### What to produce
Repeat the listing in full, exactly as it stands.

### Stored records
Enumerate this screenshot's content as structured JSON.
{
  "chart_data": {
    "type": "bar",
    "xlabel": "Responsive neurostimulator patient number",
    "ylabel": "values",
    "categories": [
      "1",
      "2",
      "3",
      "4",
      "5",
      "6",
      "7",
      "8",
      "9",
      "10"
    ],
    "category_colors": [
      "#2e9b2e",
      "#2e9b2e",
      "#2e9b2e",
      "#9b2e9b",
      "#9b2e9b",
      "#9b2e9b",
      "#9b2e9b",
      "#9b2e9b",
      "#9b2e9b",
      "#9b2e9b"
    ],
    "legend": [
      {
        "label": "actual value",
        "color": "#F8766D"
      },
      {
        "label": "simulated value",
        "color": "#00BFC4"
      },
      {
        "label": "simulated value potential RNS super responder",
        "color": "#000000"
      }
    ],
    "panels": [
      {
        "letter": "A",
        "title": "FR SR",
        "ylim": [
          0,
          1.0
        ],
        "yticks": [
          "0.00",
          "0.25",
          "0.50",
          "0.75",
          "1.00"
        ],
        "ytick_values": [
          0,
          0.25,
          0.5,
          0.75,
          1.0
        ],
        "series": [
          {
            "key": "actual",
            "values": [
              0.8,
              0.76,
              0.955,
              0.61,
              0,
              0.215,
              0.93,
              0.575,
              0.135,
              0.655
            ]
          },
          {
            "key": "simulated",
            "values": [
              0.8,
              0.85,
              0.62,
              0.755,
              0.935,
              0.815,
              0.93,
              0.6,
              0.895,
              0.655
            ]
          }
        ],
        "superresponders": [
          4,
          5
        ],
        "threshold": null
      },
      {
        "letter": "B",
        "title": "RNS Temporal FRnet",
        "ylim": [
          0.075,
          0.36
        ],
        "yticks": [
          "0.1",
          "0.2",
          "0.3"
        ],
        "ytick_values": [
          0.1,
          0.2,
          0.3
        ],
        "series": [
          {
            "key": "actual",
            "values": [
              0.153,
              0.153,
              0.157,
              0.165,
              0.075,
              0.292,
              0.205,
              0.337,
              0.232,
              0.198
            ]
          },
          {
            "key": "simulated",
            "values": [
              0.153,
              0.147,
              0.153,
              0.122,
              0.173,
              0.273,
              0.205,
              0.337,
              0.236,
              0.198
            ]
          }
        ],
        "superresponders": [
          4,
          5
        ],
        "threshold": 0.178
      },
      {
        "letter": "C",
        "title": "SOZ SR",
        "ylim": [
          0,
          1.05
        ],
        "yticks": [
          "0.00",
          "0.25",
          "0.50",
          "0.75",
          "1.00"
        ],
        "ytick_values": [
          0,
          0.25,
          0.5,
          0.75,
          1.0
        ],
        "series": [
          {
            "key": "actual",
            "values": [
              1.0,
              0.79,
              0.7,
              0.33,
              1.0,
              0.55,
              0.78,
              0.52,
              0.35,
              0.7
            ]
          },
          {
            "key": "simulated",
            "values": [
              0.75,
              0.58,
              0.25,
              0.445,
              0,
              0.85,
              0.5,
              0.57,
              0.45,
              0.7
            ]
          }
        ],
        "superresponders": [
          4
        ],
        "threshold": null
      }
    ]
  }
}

### Solution
Enumerate this screenshot's content as structured JSON.
{
  "chart_data": {
    "type": "bar",
    "xlabel": "Responsive neurostimulator patient number",
    "ylabel": "values",
    "categories": [
      "1",
      "2",
      "3",
      "4",
      "5",
      "6",
      "7",
      "8",
      "9",
      "10"
    ],
    "category_colors": [
      "#2e9b2e",
      "#2e9b2e",
      "#2e9b2e",
      "#9b2e9b",
      "#9b2e9b",
      "#9b2e9b",
      "#9b2e9b",
      "#9b2e9b",
      "#9b2e9b",
      "#9b2e9b"
    ],
    "legend": [
      {
        "label": "actual value",
        "color": "#F8766D"
      },
      {
        "label": "simulated value",
        "color": "#00BFC4"
      },
      {
        "label": "simulated value potential RNS super responder",
        "color": "#000000"
      }
    ],
    "panels": [
      {
        "letter": "A",
        "title": "FR SR",
        "ylim": [
          0,
          1.0
        ],
        "yticks": [
          "0.00",
          "0.25",
          "0.50",
          "0.75",
          "1.00"
        ],
        "ytick_values": [
          0,
          0.25,
          0.5,
          0.75,
          1.0
        ],
        "series": [
          {
            "key": "actual",
            "values": [
              0.8,
              0.76,
              0.955,
              0.61,
              0,
              0.215,
              0.93,
              0.575,
              0.135,
              0.655
            ]
          },
          {
            "key": "simulated",
            "values": [
              0.8,
              0.85,
              0.62,
              0.755,
              0.935,
              0.815,
              0.93,
              0.6,
              0.895,
              0.655
            ]
          }
        ],
        "superresponders": [
          4,
          5
        ],
        "threshold": null
      },
      {
        "letter": "B",
        "title": "RNS Temporal FRnet",
        "ylim": [
          0.075,
          0.36
        ],
        "yticks": [
          "0.1",
          "0.2",
          "0.3"
        ],
        "ytick_values": [
          0.1,
          0.2,
          0.3
        ],
        "series": [
          {
            "key": "actual",
            "values": [
              0.153,
              0.153,
              0.157,
              0.165,
              0.075,
              0.292,
              0.205,
              0.337,
              0.232,
              0.198
            ]
          },
          {
            "key": "simulated",
            "values": [
              0.153,
              0.147,
              0.153,
              0.122,
              0.173,
              0.273,
              0.205,
              0.337,
              0.236,
              0.198
            ]
          }
        ],
        "superresponders": [
          4,
          5
        ],
        "threshold": 0.178
      },
      {
        "letter": "C",
        "title": "SOZ SR",
        "ylim": [
          0,
          1.05
        ],
        "yticks": [
          "0.00",
          "0.25",
          "0.50",
          "0.75",
          "1.00"
        ],
        "ytick_values": [
          0,
          0.25,
          0.5,
          0.75,
          1.0
        ],
        "series": [
          {
            "key": "actual",
            "values": [
              1.0,
              0.79,
              0.7,
              0.33,
              1.0,
              0.55,
              0.78,
              0.52,
              0.35,
              0.7
            ]
          },
          {
            "key": "simulated",
            "values": [
              0.75,
              0.58,
              0.25,
              0.445,
              0,
              0.85,
              0.5,
              0.57,
              0.45,
              0.7
            ]
          }
        ],
        "superresponders": [
          4
        ],
        "threshold": null
      }
    ]
  }
}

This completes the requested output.